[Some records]

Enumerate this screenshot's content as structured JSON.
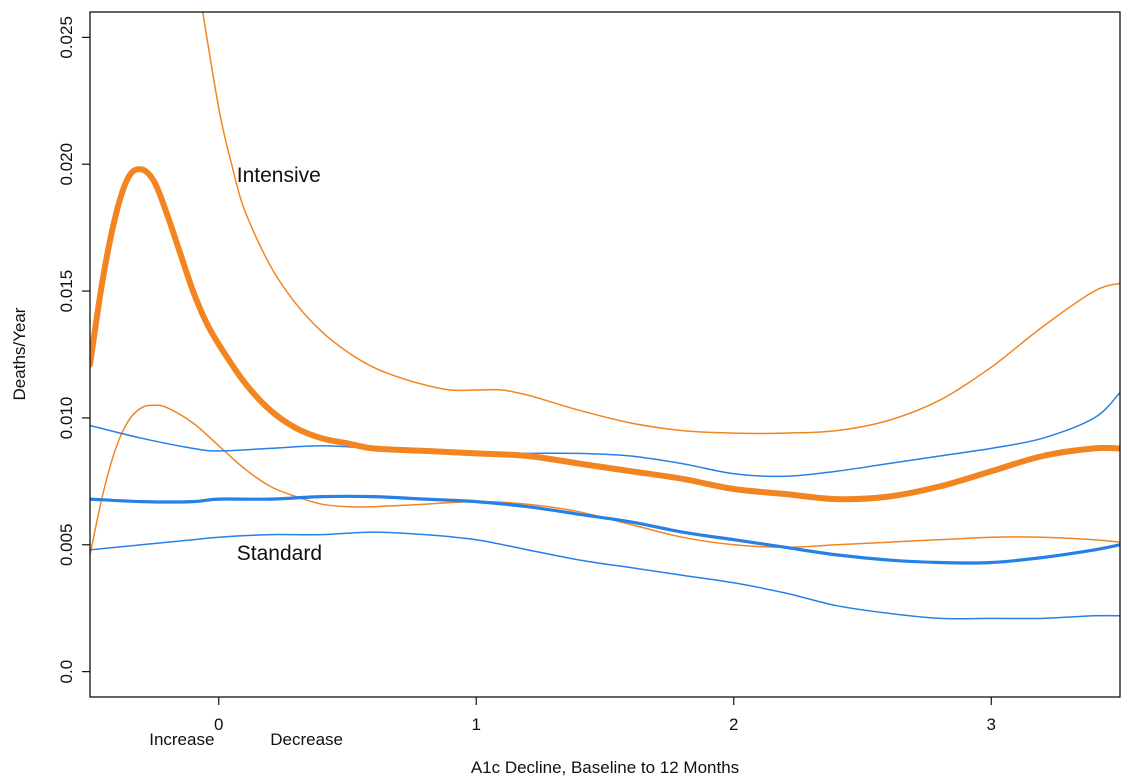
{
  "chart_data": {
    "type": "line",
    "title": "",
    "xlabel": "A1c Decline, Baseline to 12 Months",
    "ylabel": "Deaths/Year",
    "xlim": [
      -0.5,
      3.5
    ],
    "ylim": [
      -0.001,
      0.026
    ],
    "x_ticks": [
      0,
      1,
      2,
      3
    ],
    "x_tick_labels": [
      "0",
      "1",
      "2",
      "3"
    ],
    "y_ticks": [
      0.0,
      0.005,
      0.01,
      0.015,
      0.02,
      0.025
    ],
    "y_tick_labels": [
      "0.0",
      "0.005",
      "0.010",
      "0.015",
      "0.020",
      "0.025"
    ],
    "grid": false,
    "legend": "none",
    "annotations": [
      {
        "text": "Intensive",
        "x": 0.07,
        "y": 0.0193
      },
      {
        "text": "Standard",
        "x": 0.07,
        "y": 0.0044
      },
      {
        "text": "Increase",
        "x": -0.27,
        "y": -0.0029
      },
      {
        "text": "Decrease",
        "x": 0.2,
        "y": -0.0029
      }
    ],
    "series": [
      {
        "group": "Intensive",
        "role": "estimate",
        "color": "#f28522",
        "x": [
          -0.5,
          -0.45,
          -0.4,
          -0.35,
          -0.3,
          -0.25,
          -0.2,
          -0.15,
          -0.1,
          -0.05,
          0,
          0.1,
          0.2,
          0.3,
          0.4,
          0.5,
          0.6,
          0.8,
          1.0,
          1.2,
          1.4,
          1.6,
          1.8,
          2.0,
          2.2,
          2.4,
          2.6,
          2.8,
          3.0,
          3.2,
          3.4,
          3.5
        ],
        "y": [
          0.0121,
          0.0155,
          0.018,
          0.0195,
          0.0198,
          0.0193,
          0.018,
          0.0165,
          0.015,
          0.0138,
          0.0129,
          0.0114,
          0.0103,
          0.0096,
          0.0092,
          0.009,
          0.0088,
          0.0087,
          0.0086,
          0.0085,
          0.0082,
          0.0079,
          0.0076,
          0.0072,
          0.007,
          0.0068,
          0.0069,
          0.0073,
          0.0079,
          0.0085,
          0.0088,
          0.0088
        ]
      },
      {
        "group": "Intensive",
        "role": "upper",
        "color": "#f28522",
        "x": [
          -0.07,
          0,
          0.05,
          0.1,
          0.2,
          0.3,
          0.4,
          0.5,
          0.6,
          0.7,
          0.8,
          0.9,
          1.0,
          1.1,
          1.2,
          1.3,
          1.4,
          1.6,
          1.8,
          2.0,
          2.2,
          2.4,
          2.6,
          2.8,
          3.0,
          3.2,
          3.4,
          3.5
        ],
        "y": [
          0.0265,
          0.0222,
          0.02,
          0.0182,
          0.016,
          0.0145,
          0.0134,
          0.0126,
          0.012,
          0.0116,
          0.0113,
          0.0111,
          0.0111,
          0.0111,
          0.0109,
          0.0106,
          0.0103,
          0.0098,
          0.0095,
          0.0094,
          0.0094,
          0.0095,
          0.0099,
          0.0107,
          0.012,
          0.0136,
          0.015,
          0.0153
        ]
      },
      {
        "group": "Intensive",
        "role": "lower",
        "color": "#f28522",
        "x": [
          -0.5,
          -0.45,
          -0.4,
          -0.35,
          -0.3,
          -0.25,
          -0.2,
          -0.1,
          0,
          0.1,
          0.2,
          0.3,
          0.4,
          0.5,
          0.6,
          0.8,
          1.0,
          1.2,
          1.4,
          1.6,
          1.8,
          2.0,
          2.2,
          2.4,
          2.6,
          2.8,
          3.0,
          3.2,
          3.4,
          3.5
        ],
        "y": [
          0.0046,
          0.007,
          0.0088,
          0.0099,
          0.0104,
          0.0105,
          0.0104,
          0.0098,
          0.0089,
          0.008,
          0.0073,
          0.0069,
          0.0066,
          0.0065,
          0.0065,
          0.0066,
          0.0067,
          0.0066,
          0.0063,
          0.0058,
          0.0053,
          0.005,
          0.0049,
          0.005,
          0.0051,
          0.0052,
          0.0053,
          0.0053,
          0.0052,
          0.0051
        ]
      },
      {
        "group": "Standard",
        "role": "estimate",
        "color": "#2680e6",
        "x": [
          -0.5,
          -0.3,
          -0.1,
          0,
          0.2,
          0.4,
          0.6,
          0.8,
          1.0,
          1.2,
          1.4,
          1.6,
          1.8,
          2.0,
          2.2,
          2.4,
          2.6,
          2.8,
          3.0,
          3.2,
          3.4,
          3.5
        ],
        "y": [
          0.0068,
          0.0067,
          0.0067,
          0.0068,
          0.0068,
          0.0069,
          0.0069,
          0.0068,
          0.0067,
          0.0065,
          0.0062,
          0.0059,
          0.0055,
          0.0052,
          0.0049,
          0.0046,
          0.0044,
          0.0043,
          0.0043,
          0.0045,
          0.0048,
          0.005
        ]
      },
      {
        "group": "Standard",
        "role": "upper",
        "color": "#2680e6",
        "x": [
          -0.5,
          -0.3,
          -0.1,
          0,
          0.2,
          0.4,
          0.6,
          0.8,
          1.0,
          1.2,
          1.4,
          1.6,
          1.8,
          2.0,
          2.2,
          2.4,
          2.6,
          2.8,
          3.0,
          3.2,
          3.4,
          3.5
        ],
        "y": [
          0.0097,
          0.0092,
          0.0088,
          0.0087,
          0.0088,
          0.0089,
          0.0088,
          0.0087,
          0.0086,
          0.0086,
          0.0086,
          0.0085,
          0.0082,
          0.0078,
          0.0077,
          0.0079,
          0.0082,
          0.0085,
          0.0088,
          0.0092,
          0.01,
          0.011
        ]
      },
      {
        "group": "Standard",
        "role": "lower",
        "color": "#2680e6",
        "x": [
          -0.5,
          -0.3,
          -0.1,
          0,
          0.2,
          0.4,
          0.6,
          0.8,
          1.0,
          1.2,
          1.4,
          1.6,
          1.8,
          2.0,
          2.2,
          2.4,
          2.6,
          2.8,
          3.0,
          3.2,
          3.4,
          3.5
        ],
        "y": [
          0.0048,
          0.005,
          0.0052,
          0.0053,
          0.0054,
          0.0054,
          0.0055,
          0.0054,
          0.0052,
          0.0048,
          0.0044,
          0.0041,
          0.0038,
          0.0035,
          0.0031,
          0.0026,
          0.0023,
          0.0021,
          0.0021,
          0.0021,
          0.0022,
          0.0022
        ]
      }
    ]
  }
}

EXERCISE OBJECTIVE ->
Count each line with "text" in it and report that figure by itself.

TASK RESULT ->
4